*What you need to do*: Using the listing below, extract each line that has the word "serie" in it.

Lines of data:
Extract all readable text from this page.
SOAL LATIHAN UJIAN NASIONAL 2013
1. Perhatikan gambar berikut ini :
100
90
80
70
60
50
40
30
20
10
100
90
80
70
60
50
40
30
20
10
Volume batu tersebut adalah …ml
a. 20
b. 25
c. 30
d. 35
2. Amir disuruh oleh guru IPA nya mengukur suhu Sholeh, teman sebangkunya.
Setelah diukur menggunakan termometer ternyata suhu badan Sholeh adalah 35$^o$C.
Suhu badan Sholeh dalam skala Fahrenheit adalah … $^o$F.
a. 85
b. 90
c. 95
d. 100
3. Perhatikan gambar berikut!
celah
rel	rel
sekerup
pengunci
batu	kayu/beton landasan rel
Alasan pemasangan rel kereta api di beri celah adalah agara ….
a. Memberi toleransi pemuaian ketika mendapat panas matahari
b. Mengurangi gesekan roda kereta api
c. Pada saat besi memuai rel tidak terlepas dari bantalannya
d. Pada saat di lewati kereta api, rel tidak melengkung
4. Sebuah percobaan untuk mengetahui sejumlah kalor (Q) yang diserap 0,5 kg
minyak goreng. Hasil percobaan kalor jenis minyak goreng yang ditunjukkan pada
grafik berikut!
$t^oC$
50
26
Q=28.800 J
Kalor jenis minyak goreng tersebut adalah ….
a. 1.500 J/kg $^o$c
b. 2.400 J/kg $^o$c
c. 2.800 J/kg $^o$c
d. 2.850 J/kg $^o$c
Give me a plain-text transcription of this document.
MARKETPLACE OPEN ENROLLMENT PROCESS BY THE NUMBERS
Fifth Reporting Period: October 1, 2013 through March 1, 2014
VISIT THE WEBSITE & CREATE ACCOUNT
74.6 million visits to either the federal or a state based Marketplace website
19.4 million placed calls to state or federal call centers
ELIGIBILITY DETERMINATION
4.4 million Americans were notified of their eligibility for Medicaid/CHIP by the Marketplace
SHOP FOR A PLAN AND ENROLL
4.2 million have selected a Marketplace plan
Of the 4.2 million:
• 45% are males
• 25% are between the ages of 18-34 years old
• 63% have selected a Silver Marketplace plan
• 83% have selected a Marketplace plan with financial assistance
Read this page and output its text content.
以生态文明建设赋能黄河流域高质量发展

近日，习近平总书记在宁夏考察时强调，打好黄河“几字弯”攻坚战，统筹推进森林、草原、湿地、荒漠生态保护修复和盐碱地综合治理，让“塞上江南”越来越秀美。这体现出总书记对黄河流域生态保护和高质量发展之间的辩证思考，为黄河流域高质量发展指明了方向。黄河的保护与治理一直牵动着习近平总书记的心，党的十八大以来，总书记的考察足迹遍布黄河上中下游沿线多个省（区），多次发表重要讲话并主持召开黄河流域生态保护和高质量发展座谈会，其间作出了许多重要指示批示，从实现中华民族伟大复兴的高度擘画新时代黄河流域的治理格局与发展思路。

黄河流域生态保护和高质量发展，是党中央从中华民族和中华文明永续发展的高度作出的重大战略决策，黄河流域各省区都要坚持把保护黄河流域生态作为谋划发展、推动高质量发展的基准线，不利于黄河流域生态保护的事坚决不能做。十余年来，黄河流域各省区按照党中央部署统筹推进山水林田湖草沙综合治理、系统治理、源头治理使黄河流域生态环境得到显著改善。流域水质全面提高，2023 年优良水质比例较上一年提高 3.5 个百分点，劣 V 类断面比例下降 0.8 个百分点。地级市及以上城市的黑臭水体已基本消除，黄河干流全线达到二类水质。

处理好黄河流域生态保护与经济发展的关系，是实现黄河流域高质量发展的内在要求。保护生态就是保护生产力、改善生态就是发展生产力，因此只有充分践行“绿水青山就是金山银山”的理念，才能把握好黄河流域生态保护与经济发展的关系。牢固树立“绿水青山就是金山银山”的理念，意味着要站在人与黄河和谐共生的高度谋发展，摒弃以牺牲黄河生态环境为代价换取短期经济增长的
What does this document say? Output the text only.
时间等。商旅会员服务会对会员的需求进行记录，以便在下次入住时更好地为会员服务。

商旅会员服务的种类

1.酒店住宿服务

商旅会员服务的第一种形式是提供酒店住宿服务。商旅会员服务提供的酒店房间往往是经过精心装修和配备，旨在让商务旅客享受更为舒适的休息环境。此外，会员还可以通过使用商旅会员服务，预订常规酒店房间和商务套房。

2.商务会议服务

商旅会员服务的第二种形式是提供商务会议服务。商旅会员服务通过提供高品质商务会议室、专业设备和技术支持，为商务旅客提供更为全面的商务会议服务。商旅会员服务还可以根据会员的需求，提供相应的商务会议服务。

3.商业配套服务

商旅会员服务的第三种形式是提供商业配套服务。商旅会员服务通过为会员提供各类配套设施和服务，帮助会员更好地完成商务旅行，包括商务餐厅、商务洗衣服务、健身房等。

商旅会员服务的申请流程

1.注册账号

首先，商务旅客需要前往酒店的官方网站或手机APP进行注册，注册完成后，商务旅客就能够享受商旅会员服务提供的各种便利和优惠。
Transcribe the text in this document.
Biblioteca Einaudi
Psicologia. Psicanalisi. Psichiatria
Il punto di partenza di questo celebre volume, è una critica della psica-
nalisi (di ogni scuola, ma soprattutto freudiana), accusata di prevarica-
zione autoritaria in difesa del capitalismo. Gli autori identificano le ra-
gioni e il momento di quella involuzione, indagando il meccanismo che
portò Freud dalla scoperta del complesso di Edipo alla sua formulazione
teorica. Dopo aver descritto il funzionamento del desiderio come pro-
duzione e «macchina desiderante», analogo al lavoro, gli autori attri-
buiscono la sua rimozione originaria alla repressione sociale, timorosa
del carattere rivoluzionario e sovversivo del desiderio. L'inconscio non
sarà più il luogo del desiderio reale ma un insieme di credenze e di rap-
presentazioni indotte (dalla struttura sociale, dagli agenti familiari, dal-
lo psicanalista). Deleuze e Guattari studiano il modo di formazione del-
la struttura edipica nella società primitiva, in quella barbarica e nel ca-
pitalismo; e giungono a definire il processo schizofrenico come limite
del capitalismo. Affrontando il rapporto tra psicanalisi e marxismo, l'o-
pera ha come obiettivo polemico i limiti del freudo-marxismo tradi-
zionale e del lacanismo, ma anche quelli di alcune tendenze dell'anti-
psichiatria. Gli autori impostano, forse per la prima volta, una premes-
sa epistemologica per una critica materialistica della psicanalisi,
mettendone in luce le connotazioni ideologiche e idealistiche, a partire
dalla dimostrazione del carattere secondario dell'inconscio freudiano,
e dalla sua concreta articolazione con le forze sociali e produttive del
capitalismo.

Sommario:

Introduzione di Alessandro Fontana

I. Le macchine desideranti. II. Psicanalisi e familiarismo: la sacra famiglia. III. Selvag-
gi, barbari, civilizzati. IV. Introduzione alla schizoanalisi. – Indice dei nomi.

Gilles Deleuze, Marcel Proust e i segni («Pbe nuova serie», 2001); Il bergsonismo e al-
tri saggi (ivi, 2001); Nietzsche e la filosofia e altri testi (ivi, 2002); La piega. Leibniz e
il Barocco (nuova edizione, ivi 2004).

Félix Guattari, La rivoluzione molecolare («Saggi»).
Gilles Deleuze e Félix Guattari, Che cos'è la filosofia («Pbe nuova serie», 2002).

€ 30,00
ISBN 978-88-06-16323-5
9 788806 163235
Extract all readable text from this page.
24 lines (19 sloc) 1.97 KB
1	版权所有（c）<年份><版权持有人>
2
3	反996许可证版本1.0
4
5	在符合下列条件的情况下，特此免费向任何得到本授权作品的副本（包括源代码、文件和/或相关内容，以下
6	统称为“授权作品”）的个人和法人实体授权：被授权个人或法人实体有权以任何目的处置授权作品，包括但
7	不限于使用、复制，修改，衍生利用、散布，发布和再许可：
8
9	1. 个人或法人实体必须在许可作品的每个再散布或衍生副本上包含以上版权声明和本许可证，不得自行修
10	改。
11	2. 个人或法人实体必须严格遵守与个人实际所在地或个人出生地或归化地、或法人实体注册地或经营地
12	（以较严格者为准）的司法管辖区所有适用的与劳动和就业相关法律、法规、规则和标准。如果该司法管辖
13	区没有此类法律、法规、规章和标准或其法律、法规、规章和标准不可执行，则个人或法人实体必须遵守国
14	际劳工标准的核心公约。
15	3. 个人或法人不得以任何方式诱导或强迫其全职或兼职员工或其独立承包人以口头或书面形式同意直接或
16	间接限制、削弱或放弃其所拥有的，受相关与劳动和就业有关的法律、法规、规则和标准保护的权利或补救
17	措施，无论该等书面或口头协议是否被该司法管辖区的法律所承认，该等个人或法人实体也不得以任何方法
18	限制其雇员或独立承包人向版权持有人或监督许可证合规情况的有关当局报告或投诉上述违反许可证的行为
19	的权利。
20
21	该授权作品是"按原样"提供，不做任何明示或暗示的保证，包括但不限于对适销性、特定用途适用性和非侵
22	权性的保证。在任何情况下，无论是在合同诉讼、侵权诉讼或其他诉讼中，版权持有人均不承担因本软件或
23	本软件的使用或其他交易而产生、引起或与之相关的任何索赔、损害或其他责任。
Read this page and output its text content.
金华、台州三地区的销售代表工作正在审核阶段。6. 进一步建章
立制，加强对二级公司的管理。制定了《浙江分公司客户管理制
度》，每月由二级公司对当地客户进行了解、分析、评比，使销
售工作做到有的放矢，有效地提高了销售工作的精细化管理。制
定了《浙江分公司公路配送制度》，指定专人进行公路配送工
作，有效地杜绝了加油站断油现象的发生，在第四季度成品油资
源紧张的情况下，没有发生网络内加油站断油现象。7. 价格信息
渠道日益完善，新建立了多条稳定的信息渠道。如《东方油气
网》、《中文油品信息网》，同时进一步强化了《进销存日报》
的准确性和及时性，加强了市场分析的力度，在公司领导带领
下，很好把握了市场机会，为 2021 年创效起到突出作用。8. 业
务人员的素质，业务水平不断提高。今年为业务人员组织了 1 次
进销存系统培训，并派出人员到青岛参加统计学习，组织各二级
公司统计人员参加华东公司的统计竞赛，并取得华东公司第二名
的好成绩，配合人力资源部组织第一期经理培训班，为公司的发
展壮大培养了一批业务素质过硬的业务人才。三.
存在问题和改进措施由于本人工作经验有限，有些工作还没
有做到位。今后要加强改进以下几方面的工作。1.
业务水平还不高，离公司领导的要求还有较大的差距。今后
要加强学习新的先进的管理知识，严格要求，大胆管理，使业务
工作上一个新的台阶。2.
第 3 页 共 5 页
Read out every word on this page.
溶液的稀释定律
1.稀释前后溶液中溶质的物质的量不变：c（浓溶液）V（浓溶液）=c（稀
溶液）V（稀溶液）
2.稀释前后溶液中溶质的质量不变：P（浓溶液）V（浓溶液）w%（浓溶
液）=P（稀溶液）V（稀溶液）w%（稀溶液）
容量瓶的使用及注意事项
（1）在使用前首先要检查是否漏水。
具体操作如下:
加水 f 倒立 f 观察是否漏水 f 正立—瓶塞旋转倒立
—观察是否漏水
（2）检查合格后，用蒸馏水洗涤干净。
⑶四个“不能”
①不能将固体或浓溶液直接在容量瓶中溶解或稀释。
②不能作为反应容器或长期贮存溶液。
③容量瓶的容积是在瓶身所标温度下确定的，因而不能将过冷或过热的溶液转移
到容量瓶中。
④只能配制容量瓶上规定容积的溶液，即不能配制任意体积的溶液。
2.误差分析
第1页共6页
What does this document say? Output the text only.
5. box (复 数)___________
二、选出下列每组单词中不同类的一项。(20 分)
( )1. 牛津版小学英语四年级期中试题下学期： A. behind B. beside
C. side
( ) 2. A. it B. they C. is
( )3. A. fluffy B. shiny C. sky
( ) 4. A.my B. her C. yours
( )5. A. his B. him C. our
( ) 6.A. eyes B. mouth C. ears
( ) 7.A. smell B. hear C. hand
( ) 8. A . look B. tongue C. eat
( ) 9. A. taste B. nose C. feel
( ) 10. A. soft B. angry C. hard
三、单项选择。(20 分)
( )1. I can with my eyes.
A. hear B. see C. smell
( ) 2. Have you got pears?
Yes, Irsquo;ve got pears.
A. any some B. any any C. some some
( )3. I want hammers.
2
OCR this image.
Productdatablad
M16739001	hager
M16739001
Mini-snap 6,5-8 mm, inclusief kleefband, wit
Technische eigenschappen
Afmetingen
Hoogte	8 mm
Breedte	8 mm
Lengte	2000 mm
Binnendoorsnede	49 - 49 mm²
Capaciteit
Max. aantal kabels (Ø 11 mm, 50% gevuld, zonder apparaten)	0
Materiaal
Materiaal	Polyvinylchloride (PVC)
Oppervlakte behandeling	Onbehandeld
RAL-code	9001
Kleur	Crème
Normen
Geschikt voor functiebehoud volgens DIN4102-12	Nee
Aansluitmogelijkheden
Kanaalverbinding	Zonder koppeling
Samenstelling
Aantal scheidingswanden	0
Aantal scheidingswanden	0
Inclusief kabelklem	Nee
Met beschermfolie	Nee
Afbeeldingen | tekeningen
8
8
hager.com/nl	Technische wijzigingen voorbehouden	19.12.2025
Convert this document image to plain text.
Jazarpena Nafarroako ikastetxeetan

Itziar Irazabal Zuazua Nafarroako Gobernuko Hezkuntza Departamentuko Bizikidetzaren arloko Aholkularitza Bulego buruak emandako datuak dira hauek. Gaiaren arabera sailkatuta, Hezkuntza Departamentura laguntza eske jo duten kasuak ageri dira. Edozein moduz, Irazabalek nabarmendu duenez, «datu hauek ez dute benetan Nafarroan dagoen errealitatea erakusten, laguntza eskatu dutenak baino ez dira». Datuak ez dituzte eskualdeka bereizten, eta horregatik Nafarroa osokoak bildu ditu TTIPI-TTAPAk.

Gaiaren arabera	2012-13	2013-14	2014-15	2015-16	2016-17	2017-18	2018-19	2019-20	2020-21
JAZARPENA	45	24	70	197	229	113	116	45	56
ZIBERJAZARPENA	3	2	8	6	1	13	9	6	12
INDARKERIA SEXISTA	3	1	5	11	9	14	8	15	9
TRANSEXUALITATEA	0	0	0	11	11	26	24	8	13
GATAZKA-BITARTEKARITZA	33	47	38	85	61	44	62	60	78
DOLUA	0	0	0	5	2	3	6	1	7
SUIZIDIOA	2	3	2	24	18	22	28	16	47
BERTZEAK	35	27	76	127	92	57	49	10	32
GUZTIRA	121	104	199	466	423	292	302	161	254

*Solution below*:
Gilles Deleuze, Marcel Proust e i segni («Pbe nuova serie», 2001); Il bergsonismo e al-
Gilles Deleuze e Félix Guattari, Che cos'è la filosofia («Pbe nuova serie», 2002).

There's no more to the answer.